# AIM
In the lines below, change every "Side view" to "Profile view" and leave everything else as it is. Leave the pictures out of your answer.

# DATA PROVIDED
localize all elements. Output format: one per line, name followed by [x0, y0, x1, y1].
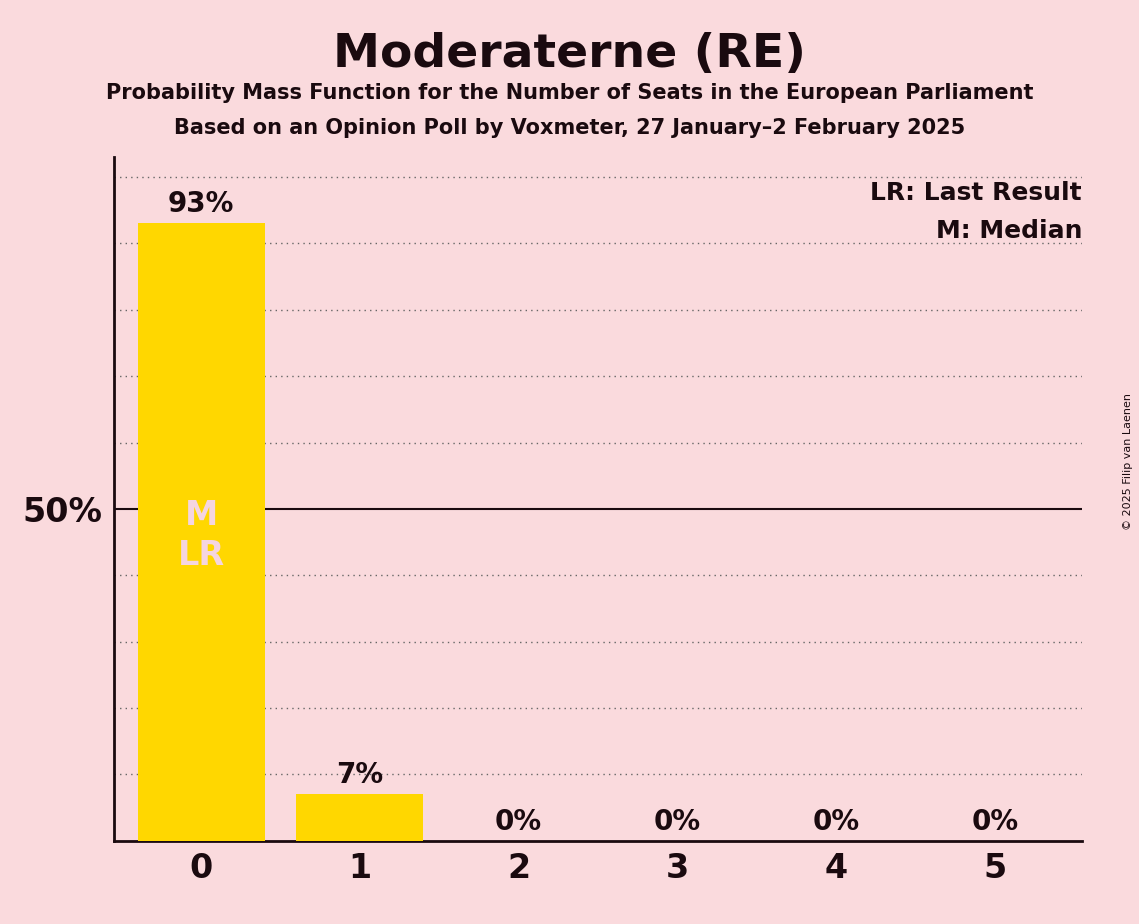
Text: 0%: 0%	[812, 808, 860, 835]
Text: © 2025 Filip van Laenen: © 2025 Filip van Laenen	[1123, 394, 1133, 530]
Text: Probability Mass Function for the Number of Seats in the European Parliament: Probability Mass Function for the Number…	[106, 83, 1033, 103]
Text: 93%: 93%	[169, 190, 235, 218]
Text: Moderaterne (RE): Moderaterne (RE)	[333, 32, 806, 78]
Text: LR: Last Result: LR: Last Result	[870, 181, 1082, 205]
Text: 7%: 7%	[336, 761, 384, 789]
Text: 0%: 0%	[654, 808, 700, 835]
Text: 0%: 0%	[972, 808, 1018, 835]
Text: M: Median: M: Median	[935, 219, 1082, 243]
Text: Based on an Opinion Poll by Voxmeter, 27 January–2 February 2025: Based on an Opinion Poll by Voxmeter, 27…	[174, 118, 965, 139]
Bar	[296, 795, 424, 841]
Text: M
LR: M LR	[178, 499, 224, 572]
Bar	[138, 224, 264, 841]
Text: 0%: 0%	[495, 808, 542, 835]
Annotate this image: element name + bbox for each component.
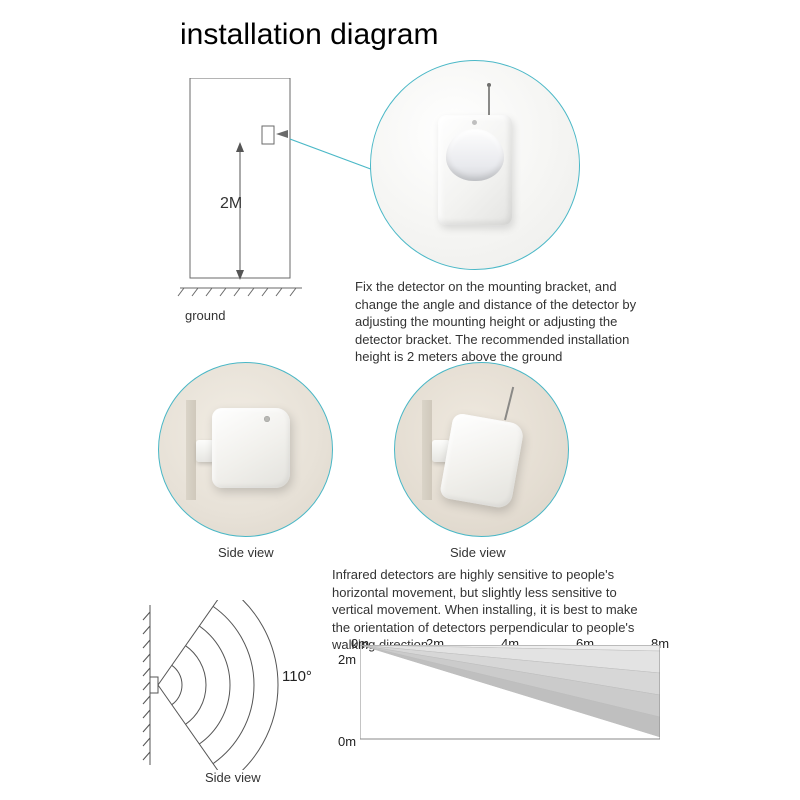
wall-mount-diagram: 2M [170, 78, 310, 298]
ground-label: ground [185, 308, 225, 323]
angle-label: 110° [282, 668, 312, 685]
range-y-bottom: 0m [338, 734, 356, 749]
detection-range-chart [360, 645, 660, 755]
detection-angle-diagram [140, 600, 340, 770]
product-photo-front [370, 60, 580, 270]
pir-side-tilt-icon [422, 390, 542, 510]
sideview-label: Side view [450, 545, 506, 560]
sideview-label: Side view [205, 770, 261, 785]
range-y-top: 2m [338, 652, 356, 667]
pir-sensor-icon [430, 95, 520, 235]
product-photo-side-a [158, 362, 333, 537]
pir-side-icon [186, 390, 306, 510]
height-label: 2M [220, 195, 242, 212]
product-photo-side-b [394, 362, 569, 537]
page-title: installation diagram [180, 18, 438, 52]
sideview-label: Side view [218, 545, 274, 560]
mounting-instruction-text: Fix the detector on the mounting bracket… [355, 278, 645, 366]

# REPLY
localize all elements. Output format: one per line, name followed by [x0, y0, x1, y1].
Text: 0%: 0%	[812, 808, 860, 835]
Text: © 2025 Filip van Laenen: © 2025 Filip van Laenen	[1123, 394, 1133, 530]
Text: Probability Mass Function for the Number of Seats in the European Parliament: Probability Mass Function for the Number…	[106, 83, 1033, 103]
Text: 93%: 93%	[169, 190, 235, 218]
Text: Moderaterne (RE): Moderaterne (RE)	[333, 32, 806, 78]
Text: LR: Last Result: LR: Last Result	[870, 181, 1082, 205]
Text: 7%: 7%	[336, 761, 384, 789]
Text: 0%: 0%	[654, 808, 700, 835]
Text: 0%: 0%	[972, 808, 1018, 835]
Text: M: Median: M: Median	[935, 219, 1082, 243]
Text: Based on an Opinion Poll by Voxmeter, 27 January–2 February 2025: Based on an Opinion Poll by Voxmeter, 27…	[174, 118, 965, 139]
Bar	[296, 795, 424, 841]
Text: M
LR: M LR	[178, 499, 224, 572]
Bar	[138, 224, 264, 841]
Text: 0%: 0%	[495, 808, 542, 835]
Annotate this image: element name + bbox for each component.
wall-mount-diagram: 2M [170, 78, 310, 298]
ground-label: ground [185, 308, 225, 323]
angle-label: 110° [282, 668, 312, 685]
range-y-bottom: 0m [338, 734, 356, 749]
detection-range-chart [360, 645, 660, 755]
detection-angle-diagram [140, 600, 340, 770]
product-photo-front [370, 60, 580, 270]
pir-side-tilt-icon [422, 390, 542, 510]
sideview-label: Profile view [450, 545, 506, 560]
sideview-label: Profile view [205, 770, 261, 785]
range-y-top: 2m [338, 652, 356, 667]
pir-sensor-icon [430, 95, 520, 235]
product-photo-side-a [158, 362, 333, 537]
pir-side-icon [186, 390, 306, 510]
height-label: 2M [220, 195, 242, 212]
product-photo-side-b [394, 362, 569, 537]
page-title: installation diagram [180, 18, 438, 52]
sideview-label: Profile view [218, 545, 274, 560]
mounting-instruction-text: Fix the detector on the mounting bracket… [355, 278, 645, 366]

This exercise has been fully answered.